=== THE REQUEST ===
From the records below, extract all the text exactly and leave the images behind.

-- start of DATA PROVIDED --

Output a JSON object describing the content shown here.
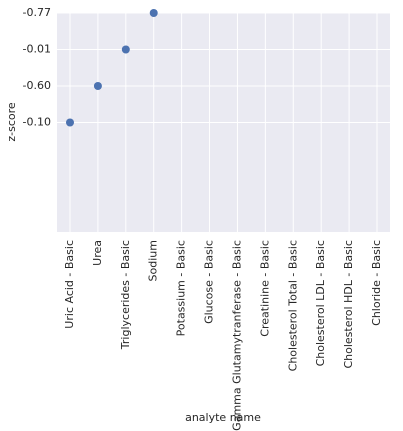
{
  "chart_data": {
    "type": "scatter",
    "xlabel": "analyte name",
    "ylabel": "z-score",
    "categories": [
      "Uric Acid - Basic",
      "Urea",
      "Triglycerides - Basic",
      "Sodium",
      "Potassium - Basic",
      "Glucose - Basic",
      "Gamma Glutamytranferase - Basic",
      "Creatinine - Basic",
      "Cholesterol Total - Basic",
      "Cholesterol LDL - Basic",
      "Cholesterol HDL - Basic",
      "Chloride - Basic"
    ],
    "values": [
      0,
      1,
      2,
      3,
      null,
      null,
      null,
      null,
      null,
      null,
      null,
      null
    ],
    "color": "#4c72b0",
    "ylim": [
      -3,
      3
    ],
    "yticks": [
      {
        "value": 0,
        "label": "-0.10"
      },
      {
        "value": 1,
        "label": "-0.60"
      },
      {
        "value": 2,
        "label": "-0.01"
      },
      {
        "value": 3,
        "label": "-0.77"
      }
    ],
    "grid": true
  }
}
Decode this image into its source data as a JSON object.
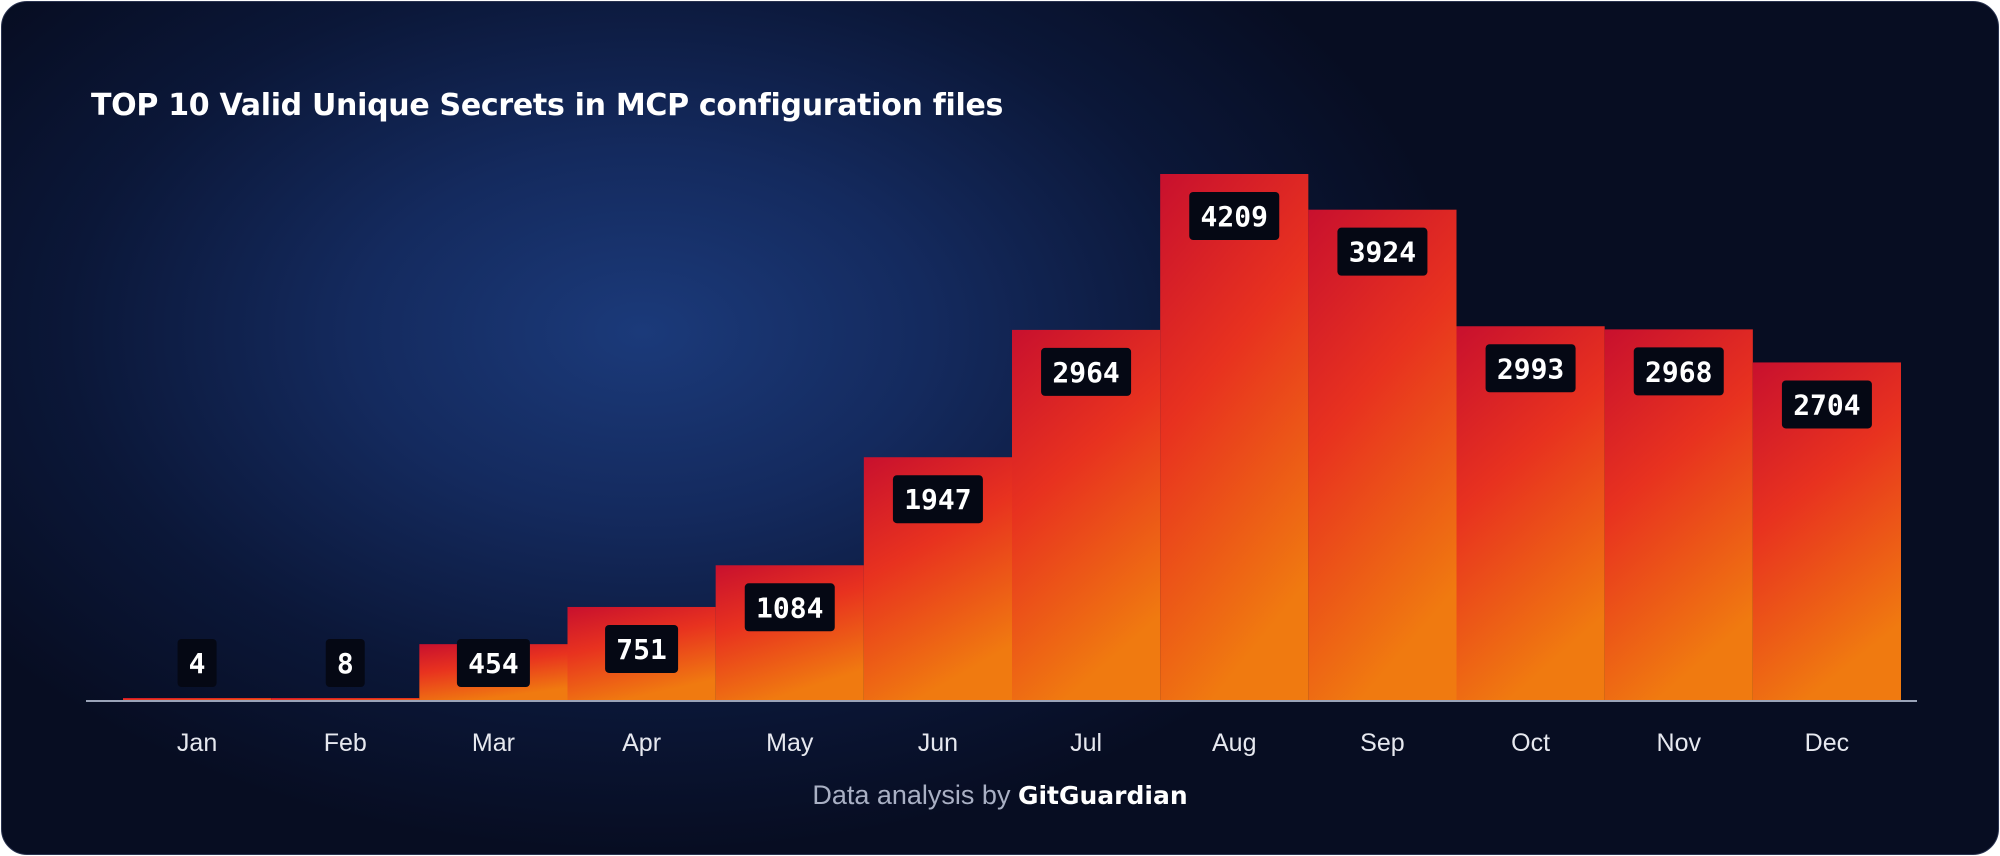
{
  "chart_data": {
    "type": "bar",
    "title": "TOP 10 Valid Unique Secrets in MCP configuration files",
    "xlabel": "",
    "ylabel": "",
    "categories": [
      "Jan",
      "Feb",
      "Mar",
      "Apr",
      "May",
      "Jun",
      "Jul",
      "Aug",
      "Sep",
      "Oct",
      "Nov",
      "Dec"
    ],
    "values": [
      4,
      8,
      454,
      751,
      1084,
      1947,
      2964,
      4209,
      3924,
      2993,
      2968,
      2704
    ],
    "ylim": [
      0,
      4209
    ],
    "grid": false,
    "legend": "none",
    "colors": {
      "bar_top": "#c8102e",
      "bar_mid": "#e8321f",
      "bar_bottom": "#f07a10",
      "label_bg": "#050814",
      "baseline": "#9aa3b8"
    }
  },
  "footer": {
    "prefix": "Data analysis by ",
    "brand": "GitGuardian"
  }
}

-- end of DATA PROVIDED --

=== RESULT OF THIS TASK ===
Output a JSON object describing the content shown here.
{
  "chart_data": {
    "type": "scatter",
    "xlabel": "analyte name",
    "ylabel": "z-score",
    "categories": [
      "Uric Acid - Basic",
      "Urea",
      "Triglycerides - Basic",
      "Sodium",
      "Potassium - Basic",
      "Glucose - Basic",
      "Gamma Glutamytranferase - Basic",
      "Creatinine - Basic",
      "Cholesterol Total - Basic",
      "Cholesterol LDL - Basic",
      "Cholesterol HDL - Basic",
      "Chloride - Basic"
    ],
    "values": [
      0,
      1,
      2,
      3,
      null,
      null,
      null,
      null,
      null,
      null,
      null,
      null
    ],
    "color": "#4c72b0",
    "ylim": [
      -3,
      3
    ],
    "yticks": [
      {
        "value": 0,
        "label": "-0.10"
      },
      {
        "value": 1,
        "label": "-0.60"
      },
      {
        "value": 2,
        "label": "-0.01"
      },
      {
        "value": 3,
        "label": "-0.77"
      }
    ],
    "grid": true
  }
}
Decode this image into its source data as a JSON object.
{
  "chart_data": {
    "type": "bar",
    "title": "TOP 10 Valid Unique Secrets in MCP configuration files",
    "xlabel": "",
    "ylabel": "",
    "categories": [
      "Jan",
      "Feb",
      "Mar",
      "Apr",
      "May",
      "Jun",
      "Jul",
      "Aug",
      "Sep",
      "Oct",
      "Nov",
      "Dec"
    ],
    "values": [
      4,
      8,
      454,
      751,
      1084,
      1947,
      2964,
      4209,
      3924,
      2993,
      2968,
      2704
    ],
    "ylim": [
      0,
      4209
    ],
    "grid": false,
    "legend": "none",
    "colors": {
      "bar_top": "#c8102e",
      "bar_mid": "#e8321f",
      "bar_bottom": "#f07a10",
      "label_bg": "#050814",
      "baseline": "#9aa3b8"
    }
  },
  "footer": {
    "prefix": "Data analysis by ",
    "brand": "GitGuardian"
  }
}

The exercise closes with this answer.